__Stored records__
────────────────────────────────────────
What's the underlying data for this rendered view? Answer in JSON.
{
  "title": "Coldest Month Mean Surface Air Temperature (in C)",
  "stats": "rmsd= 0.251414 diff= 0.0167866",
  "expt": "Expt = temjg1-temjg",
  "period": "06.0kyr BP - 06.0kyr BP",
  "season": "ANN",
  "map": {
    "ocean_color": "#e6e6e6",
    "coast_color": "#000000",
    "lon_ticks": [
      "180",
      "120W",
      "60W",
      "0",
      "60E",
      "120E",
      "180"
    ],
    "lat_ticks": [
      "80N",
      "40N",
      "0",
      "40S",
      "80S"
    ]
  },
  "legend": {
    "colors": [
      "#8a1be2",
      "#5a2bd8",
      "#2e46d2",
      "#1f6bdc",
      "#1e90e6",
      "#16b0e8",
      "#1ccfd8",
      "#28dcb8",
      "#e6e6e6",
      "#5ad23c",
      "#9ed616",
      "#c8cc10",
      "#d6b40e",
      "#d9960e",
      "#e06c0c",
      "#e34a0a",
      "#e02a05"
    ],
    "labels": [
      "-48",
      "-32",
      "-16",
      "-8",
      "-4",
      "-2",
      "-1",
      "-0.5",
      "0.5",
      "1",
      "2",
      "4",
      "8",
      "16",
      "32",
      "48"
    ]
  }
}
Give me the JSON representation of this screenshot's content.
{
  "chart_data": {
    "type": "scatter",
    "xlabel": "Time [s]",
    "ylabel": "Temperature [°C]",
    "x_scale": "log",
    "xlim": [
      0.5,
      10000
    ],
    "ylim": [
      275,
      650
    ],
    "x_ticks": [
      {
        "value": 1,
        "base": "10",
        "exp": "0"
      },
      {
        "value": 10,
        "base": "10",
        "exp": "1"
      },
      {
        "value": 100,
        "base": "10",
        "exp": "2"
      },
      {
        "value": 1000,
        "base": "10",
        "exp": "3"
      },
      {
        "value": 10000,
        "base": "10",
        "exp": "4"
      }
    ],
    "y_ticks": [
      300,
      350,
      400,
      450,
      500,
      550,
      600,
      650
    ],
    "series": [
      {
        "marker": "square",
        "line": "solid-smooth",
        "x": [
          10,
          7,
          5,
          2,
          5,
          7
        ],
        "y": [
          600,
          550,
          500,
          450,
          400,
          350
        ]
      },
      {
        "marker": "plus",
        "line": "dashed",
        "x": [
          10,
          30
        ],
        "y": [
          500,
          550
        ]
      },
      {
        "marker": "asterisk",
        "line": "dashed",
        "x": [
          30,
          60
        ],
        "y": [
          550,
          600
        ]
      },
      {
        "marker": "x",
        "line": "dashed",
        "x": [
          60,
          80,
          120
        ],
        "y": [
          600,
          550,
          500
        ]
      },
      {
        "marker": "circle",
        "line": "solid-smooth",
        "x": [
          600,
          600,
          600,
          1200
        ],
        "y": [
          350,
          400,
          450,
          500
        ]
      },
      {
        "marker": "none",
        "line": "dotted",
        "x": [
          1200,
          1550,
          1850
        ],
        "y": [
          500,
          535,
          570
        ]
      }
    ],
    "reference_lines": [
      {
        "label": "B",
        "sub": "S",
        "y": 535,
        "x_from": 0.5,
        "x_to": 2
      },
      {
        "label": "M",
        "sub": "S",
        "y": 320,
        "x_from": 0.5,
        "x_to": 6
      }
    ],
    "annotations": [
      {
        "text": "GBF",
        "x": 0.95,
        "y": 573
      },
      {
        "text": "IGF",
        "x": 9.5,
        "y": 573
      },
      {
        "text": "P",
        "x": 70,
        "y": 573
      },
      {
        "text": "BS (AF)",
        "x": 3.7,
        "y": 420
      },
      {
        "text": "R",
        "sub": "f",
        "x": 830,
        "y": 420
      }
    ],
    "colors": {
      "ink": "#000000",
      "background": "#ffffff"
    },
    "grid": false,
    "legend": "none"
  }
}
────────────────────────────────────────
__YOUR INSTRUCTIONS__
Pick out and copy the lines of the material that include the word "Temperature".

__WRITTEN RESPONSE__
  "title": "Coldest Month Mean Surface Air Temperature (in C)",
    "ylabel": "Temperature [°C]",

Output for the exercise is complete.